Return the lines where the word "title" occurs.

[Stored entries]
────────

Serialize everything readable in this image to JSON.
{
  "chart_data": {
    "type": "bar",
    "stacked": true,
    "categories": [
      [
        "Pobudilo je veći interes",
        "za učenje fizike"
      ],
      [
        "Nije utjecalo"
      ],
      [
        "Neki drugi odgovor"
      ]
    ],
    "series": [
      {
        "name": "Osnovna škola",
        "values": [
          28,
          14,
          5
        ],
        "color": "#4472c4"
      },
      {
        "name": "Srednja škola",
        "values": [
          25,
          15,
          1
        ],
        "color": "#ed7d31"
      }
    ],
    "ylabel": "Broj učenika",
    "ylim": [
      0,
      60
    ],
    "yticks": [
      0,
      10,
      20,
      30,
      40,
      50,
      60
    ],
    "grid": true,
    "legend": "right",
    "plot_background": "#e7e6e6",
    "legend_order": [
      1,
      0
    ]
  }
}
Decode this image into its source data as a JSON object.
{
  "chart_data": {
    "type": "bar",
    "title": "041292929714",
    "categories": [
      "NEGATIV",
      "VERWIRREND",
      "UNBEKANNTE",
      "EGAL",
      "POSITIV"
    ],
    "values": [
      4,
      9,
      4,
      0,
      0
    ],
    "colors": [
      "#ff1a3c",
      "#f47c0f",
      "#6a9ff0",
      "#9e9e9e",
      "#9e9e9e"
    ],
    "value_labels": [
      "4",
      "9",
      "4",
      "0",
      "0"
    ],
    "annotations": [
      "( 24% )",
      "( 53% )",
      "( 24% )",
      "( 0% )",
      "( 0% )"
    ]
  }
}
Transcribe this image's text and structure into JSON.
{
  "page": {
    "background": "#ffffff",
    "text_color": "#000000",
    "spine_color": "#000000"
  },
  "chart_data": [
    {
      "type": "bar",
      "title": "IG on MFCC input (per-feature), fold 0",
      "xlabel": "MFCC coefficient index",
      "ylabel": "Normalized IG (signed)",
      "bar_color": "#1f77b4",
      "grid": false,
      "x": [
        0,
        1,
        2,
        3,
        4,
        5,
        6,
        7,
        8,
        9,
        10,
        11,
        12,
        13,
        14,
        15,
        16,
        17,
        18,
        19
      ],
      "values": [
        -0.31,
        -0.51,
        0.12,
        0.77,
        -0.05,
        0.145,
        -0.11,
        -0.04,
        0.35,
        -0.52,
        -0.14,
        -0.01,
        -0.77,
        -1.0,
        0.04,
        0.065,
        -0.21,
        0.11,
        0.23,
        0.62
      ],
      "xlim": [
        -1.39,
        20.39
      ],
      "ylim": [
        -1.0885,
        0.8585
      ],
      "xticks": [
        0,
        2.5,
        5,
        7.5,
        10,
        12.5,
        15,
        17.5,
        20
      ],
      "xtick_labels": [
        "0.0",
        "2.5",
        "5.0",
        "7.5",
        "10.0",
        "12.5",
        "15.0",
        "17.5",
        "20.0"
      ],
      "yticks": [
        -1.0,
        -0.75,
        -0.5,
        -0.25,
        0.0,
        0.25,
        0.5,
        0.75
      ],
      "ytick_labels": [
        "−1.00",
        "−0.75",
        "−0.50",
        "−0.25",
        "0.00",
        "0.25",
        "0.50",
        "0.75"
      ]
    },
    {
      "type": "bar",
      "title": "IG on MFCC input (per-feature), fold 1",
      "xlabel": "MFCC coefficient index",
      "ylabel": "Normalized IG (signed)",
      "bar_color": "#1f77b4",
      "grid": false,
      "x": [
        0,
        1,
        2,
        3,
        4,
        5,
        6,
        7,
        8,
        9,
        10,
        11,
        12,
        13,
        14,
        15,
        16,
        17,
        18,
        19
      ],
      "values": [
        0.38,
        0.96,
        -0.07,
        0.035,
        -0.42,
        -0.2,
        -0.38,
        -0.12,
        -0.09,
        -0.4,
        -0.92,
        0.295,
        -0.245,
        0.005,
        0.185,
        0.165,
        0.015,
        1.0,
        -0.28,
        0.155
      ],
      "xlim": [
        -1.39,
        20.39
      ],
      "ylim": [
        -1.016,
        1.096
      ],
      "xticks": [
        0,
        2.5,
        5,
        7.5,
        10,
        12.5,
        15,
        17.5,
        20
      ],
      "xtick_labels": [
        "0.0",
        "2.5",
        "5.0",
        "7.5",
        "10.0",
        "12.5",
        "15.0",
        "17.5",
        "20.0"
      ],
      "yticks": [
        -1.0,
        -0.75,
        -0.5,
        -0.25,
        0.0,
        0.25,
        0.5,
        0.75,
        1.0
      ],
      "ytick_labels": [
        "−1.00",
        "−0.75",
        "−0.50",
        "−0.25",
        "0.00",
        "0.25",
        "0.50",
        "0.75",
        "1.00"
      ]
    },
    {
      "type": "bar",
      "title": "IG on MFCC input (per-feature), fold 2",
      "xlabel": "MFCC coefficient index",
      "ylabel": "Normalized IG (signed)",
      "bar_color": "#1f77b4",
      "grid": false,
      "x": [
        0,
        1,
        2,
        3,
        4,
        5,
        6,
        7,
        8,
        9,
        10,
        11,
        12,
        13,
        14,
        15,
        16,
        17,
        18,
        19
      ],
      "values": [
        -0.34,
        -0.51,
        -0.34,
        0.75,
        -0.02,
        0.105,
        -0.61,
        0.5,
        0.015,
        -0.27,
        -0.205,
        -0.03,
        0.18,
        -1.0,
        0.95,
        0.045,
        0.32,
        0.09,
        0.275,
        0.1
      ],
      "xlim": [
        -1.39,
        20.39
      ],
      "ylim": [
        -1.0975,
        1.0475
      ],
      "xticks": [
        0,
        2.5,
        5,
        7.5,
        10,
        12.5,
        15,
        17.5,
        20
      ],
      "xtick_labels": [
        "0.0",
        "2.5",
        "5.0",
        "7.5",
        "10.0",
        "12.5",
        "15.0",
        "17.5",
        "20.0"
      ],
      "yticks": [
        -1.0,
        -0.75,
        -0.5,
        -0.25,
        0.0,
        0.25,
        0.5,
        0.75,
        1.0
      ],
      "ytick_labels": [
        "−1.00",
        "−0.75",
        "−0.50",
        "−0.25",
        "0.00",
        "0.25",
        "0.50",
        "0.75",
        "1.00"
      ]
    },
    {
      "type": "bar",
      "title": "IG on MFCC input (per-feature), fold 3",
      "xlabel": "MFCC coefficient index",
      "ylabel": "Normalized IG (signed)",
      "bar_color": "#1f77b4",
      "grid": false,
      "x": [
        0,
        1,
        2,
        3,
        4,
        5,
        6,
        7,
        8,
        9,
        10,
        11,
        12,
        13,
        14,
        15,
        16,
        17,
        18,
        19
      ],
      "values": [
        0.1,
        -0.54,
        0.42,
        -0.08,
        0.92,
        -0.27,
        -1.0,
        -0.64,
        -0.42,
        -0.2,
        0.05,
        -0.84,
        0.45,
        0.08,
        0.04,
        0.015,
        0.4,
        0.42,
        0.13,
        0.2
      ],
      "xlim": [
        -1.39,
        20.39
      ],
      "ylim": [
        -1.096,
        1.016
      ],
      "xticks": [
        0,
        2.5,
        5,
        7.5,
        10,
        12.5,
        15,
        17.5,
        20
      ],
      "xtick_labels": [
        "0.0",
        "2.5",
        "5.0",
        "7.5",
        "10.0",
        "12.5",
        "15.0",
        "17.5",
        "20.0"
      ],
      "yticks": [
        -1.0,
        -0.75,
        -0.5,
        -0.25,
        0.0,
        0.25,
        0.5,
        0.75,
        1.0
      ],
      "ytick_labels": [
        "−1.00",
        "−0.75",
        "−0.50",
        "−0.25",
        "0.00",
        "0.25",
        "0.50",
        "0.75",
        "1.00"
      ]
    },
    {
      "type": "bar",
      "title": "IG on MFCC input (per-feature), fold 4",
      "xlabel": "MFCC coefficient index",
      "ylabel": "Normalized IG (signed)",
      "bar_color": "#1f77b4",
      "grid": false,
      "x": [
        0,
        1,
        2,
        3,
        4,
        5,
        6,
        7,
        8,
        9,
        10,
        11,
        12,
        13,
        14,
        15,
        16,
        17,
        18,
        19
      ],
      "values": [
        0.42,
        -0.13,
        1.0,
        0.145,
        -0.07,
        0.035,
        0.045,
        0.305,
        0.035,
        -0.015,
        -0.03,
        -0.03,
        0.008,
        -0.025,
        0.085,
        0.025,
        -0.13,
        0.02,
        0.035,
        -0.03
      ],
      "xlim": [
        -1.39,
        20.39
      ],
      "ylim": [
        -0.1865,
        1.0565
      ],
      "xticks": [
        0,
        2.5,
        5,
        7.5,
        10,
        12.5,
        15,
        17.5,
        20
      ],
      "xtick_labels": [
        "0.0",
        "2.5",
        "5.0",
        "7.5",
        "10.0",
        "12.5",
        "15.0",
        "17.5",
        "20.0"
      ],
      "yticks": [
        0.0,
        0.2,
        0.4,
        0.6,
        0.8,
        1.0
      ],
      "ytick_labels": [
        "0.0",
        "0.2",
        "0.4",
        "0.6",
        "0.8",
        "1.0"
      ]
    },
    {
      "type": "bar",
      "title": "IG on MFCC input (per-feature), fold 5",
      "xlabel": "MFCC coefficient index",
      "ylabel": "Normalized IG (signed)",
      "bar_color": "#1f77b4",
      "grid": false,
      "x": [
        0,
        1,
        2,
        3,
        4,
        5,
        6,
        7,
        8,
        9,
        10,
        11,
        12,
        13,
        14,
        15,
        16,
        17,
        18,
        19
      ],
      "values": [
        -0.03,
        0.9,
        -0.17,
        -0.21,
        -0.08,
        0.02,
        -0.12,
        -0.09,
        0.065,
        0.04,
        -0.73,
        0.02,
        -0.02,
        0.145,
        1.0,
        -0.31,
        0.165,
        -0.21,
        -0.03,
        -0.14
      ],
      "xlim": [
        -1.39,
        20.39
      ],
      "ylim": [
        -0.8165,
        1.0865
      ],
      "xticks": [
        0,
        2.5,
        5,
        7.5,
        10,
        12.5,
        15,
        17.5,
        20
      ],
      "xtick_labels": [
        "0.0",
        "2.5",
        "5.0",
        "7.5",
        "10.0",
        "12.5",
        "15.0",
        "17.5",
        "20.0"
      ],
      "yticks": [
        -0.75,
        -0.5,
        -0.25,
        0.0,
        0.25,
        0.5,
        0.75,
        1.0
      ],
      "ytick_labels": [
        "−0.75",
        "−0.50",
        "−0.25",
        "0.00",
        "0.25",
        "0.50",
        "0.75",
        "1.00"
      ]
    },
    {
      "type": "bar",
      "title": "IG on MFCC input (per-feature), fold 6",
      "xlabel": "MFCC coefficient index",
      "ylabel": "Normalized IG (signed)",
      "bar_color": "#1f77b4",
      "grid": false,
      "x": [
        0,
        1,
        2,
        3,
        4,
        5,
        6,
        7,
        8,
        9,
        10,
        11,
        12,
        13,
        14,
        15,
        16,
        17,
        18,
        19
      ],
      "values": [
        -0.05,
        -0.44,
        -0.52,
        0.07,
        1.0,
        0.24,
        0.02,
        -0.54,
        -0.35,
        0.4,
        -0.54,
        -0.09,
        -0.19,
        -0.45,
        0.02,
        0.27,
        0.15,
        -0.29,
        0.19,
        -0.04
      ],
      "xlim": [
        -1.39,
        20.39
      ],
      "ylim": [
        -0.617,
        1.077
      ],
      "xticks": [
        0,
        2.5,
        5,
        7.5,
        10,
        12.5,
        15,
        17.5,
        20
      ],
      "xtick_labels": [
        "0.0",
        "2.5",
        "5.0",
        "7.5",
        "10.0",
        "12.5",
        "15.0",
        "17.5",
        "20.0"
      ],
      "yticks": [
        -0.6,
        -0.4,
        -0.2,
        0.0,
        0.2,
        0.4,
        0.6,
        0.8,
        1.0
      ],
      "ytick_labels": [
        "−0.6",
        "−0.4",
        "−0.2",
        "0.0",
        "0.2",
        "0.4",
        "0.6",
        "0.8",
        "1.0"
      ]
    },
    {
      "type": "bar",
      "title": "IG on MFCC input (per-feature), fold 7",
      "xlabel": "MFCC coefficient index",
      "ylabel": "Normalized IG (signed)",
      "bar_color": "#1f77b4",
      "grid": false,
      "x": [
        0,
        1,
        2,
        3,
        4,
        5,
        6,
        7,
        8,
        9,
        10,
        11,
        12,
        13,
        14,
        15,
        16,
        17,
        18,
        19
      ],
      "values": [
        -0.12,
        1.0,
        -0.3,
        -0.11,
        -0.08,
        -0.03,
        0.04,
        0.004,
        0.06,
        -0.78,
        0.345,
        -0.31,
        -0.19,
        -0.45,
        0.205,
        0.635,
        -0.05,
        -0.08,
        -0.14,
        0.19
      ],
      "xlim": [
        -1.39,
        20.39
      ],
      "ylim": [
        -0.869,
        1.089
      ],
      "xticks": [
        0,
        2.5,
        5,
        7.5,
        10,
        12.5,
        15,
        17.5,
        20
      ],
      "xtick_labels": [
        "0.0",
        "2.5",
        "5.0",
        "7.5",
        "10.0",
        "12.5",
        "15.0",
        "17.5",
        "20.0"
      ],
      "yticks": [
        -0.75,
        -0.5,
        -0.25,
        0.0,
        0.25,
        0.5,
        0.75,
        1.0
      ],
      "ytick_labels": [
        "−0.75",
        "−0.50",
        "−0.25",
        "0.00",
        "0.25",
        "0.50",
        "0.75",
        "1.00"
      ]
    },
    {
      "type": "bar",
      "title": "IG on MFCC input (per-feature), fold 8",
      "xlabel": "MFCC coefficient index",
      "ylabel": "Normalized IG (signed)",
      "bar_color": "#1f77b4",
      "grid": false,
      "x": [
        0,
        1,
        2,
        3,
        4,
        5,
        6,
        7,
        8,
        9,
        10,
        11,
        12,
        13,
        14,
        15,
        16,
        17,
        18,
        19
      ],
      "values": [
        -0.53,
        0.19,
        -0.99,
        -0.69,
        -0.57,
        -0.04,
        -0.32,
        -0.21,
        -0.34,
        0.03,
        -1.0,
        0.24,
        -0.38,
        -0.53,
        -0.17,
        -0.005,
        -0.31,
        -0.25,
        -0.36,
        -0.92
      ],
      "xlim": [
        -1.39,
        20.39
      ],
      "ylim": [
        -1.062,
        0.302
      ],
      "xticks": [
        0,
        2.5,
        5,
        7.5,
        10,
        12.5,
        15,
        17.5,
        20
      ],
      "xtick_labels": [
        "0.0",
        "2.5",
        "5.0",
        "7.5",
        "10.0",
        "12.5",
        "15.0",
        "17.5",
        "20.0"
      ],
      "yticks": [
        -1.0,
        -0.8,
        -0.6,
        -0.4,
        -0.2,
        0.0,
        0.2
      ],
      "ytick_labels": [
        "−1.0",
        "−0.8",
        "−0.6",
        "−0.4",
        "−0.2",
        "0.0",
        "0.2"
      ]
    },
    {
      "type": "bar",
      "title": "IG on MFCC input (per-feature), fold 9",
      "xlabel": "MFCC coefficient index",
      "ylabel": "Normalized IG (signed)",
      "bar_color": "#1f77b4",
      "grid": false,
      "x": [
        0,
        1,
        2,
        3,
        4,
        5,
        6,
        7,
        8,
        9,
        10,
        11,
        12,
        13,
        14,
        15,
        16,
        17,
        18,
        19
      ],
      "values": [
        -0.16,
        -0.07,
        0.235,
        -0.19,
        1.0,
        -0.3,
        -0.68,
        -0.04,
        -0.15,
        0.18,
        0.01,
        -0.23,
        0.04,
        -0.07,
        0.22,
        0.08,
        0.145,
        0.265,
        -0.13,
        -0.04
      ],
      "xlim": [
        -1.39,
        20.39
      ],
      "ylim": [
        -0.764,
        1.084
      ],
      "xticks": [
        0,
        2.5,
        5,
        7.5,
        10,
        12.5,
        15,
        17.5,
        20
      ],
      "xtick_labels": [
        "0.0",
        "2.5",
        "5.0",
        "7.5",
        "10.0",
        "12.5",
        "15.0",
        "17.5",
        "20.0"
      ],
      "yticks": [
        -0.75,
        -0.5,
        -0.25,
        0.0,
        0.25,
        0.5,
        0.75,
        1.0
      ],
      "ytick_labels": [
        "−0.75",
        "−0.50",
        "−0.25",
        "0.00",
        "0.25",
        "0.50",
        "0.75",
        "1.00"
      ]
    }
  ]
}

────────

EXPECTED ANSWER
    "title": "041292929714",
      "title": "IG on MFCC input (per-feature), fold 0",
      "title": "IG on MFCC input (per-feature), fold 1",
      "title": "IG on MFCC input (per-feature), fold 2",
      "title": "IG on MFCC input (per-feature), fold 3",
      "title": "IG on MFCC input (per-feature), fold 4",
      "title": "IG on MFCC input (per-feature), fold 5",
      "title": "IG on MFCC input (per-feature), fold 6",
      "title": "IG on MFCC input (per-feature), fold 7",
      "title": "IG on MFCC input (per-feature), fold 8",
      "title": "IG on MFCC input (per-feature), fold 9",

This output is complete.